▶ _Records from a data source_
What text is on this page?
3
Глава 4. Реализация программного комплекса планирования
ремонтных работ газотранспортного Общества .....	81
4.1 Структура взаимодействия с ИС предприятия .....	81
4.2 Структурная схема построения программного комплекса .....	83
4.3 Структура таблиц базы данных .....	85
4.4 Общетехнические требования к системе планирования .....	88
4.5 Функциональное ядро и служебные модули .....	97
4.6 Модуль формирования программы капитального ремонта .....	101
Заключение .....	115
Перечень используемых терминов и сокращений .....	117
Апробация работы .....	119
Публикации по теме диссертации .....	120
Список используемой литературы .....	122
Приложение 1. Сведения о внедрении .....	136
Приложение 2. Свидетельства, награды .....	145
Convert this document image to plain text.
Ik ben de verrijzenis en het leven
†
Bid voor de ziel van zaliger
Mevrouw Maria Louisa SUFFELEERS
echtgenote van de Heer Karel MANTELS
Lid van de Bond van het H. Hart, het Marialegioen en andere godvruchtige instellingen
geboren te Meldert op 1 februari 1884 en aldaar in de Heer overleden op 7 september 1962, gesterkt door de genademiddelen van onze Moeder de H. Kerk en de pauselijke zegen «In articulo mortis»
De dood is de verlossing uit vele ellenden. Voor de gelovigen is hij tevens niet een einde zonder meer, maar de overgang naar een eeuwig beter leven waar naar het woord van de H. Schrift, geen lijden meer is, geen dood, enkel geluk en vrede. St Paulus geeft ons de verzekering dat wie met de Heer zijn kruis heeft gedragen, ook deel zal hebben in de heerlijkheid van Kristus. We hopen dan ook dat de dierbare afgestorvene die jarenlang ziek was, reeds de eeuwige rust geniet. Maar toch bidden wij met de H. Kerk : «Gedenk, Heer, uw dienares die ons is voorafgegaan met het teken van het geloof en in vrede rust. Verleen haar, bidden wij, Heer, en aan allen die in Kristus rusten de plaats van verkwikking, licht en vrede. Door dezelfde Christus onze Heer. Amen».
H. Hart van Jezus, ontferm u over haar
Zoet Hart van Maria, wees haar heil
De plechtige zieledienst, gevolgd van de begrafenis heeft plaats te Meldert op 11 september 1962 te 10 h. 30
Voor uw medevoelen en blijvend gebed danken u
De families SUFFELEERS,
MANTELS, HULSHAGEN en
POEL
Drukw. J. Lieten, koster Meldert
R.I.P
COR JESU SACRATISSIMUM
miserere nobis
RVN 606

▶ _Written instruction_
Scan the material above. Extract every line in which the word "this" occurs.

▶ _Task result_
What text is on this page?
Convert this document image to plain text.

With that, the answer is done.